▸ EXTRACTED ENTRIES:
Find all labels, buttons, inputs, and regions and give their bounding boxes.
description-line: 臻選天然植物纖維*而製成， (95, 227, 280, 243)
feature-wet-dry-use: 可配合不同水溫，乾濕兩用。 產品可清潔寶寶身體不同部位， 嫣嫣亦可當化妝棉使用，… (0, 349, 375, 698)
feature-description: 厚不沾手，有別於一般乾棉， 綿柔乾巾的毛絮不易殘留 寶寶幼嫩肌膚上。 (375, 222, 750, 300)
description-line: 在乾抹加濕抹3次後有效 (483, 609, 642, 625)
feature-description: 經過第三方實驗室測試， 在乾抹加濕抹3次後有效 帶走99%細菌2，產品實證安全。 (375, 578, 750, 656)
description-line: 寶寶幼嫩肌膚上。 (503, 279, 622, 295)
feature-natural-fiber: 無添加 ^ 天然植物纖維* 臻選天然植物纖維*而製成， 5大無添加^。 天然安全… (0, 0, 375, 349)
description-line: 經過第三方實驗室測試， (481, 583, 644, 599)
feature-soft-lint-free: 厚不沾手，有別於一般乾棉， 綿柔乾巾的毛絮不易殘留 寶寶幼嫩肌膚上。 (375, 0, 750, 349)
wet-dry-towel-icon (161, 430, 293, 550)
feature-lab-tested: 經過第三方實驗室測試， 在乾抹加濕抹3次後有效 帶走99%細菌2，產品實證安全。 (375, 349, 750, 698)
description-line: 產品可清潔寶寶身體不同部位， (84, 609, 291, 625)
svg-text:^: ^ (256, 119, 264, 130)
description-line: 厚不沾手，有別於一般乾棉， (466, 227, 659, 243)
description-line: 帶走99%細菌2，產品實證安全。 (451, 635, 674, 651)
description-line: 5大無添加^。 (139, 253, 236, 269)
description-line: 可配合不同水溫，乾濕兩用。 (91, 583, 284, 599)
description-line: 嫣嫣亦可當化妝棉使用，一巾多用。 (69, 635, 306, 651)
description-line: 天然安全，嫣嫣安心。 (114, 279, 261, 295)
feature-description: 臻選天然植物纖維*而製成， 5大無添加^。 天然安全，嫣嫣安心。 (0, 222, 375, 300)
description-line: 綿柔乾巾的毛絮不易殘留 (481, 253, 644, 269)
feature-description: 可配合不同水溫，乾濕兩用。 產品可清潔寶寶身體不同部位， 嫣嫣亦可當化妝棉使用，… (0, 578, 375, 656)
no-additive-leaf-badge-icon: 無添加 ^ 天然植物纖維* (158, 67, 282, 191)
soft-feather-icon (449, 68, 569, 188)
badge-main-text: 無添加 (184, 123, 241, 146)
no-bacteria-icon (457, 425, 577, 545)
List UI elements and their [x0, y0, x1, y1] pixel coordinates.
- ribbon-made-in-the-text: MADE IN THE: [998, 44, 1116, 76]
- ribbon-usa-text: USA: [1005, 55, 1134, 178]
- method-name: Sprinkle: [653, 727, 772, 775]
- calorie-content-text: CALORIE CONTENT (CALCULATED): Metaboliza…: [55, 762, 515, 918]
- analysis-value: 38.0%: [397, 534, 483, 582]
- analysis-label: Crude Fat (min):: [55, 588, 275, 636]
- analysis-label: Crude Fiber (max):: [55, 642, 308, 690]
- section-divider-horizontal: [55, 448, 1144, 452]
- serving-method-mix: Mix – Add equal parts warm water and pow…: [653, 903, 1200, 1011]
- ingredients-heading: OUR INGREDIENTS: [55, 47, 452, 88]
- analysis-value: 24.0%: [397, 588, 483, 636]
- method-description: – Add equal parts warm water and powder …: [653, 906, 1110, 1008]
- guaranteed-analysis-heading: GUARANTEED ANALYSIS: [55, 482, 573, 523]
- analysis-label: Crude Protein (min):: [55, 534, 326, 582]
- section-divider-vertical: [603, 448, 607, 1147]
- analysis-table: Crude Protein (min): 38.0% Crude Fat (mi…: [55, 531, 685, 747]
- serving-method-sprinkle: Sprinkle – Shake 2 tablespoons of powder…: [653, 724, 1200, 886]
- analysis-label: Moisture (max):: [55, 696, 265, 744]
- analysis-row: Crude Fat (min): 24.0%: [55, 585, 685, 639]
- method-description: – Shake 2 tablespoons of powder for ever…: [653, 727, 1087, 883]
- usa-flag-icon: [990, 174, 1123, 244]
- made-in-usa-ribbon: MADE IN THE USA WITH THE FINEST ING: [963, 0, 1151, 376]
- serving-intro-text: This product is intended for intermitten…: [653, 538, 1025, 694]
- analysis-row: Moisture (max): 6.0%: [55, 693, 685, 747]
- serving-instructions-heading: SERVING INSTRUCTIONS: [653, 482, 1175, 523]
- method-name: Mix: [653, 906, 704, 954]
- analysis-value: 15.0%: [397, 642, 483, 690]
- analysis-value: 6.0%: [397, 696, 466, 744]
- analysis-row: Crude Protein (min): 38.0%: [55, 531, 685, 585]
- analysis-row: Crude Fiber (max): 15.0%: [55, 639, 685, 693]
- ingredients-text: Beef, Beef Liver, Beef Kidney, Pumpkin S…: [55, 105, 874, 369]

▸ TASK INSTRUCTIONS: Looking at the records above, say how many of their lines include the word "Protein", with no other words.

▸ EXPECTED ANSWER: 3